#### Task prompt:
Identify, in the records below, every line where the string "type" appears, and copy each such line.

───── Data lines ─────

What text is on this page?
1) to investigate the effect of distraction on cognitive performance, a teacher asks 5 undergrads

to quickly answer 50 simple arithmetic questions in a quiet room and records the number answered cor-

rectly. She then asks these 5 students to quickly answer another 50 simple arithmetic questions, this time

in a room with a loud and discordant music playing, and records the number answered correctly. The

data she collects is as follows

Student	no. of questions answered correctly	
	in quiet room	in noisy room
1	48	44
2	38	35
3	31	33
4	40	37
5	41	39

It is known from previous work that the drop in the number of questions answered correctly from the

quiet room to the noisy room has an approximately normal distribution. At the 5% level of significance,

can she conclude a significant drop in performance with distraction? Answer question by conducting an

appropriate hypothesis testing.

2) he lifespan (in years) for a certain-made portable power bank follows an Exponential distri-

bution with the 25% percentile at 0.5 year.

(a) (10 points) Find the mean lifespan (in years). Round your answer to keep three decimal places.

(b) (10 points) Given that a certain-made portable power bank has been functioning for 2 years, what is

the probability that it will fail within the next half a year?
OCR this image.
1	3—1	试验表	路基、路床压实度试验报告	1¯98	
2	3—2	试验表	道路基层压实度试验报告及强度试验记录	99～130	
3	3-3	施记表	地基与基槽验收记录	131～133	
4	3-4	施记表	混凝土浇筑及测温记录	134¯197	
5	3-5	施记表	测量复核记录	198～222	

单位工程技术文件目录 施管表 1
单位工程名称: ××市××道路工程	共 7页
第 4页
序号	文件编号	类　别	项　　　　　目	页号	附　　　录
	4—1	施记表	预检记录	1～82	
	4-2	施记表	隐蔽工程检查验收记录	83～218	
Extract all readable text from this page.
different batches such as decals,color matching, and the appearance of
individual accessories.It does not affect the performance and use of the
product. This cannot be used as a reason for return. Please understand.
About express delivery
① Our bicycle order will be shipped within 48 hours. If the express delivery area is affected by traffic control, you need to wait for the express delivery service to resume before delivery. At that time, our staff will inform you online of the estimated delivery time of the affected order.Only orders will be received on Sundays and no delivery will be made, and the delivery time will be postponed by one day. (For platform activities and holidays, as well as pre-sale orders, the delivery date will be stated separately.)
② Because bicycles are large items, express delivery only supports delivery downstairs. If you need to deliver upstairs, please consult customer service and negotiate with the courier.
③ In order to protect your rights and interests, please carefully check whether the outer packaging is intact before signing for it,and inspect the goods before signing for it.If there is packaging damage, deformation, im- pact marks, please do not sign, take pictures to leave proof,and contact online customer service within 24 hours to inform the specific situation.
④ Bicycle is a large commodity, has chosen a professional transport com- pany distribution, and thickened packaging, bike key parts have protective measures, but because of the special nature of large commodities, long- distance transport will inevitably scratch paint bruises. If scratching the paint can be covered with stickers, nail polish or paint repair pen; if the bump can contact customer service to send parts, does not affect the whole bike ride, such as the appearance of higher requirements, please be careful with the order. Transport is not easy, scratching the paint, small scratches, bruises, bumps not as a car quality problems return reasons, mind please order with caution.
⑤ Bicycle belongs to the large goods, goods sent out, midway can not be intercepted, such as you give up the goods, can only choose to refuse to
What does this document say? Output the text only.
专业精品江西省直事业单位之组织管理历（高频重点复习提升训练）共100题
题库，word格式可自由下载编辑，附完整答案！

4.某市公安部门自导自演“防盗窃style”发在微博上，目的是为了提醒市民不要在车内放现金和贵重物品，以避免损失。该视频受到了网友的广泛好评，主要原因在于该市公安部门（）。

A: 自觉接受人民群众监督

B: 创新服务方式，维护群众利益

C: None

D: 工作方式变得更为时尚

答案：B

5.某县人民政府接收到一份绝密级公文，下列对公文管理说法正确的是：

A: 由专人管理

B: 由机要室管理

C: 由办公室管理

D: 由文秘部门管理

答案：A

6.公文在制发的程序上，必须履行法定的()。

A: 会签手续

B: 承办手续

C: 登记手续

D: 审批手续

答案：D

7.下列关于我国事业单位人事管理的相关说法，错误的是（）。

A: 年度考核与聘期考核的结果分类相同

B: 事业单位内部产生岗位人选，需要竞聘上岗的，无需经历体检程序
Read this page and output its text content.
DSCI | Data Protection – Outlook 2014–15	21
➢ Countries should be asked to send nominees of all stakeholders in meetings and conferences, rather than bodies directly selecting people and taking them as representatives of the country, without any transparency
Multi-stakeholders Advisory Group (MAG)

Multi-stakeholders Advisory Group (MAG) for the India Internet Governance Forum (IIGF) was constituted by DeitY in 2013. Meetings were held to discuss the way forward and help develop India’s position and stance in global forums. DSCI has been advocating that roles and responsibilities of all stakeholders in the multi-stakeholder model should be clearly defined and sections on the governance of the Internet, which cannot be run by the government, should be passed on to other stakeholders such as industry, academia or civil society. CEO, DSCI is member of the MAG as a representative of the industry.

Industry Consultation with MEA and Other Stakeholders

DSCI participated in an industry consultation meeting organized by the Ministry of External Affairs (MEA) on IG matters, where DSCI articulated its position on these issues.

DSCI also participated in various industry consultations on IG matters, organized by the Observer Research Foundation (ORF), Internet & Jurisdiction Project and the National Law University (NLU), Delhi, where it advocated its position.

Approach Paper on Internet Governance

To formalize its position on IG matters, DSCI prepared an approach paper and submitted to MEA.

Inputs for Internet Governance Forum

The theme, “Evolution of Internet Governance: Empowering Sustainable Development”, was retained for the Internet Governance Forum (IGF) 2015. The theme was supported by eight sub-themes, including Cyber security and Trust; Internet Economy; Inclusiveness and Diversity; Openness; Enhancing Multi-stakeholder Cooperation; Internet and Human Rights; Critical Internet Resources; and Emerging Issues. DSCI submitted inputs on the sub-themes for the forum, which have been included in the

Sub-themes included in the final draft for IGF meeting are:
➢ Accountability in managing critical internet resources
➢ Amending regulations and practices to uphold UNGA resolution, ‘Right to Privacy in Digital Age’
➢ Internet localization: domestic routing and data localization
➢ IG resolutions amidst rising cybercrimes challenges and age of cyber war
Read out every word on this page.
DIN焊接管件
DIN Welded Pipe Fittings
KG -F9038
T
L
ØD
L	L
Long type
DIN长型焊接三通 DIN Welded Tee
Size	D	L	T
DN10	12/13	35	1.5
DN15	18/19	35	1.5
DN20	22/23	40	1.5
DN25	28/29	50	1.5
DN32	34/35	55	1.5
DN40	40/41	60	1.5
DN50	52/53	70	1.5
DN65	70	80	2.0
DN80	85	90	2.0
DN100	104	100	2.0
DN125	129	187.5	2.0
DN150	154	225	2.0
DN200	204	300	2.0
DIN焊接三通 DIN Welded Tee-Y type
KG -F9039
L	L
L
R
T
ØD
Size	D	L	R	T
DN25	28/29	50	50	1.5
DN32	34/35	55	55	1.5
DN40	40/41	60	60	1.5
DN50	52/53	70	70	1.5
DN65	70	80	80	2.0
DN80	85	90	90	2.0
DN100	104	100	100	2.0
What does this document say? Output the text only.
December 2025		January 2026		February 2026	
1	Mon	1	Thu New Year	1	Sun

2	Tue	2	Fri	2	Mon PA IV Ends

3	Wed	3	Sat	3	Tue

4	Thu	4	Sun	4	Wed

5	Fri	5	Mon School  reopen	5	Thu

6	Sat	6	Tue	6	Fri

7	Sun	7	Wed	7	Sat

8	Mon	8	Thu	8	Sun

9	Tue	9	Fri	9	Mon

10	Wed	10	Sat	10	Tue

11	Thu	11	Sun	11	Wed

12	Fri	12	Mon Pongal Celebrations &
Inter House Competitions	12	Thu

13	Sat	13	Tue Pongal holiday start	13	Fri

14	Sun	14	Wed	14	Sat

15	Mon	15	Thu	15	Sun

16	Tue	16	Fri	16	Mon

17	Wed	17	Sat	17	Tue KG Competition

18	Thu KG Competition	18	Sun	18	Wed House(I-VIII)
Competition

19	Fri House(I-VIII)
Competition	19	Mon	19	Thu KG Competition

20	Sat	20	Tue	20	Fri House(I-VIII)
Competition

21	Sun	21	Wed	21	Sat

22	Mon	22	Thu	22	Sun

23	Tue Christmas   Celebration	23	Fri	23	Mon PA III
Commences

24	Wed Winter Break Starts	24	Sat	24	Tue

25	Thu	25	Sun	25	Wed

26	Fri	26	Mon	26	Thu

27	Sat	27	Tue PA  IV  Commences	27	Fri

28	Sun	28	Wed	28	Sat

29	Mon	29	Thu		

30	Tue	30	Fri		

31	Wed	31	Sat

─────

#### Response for this exercise:
Long type
DIN焊接三通 DIN Welded Tee-Y type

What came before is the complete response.